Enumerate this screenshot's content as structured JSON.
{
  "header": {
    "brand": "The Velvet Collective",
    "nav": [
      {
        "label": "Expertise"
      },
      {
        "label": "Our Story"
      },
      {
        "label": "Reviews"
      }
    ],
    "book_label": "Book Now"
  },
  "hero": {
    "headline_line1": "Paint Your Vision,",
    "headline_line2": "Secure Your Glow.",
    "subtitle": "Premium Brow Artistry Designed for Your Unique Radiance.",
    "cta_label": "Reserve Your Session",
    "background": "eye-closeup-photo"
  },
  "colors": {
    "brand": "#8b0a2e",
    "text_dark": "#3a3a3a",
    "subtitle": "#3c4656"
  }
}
_____
- _PROBLEM STATEMENT_
Retype the material in full, character for character.

- _FINISHED EXERCISE_
Enumerate this screenshot's content as structured JSON.
{
  "header": {
    "brand": "The Velvet Collective",
    "nav": [
      {
        "label": "Expertise"
      },
      {
        "label": "Our Story"
      },
      {
        "label": "Reviews"
      }
    ],
    "book_label": "Book Now"
  },
  "hero": {
    "headline_line1": "Paint Your Vision,",
    "headline_line2": "Secure Your Glow.",
    "subtitle": "Premium Brow Artistry Designed for Your Unique Radiance.",
    "cta_label": "Reserve Your Session",
    "background": "eye-closeup-photo"
  },
  "colors": {
    "brand": "#8b0a2e",
    "text_dark": "#3a3a3a",
    "subtitle": "#3c4656"
  }
}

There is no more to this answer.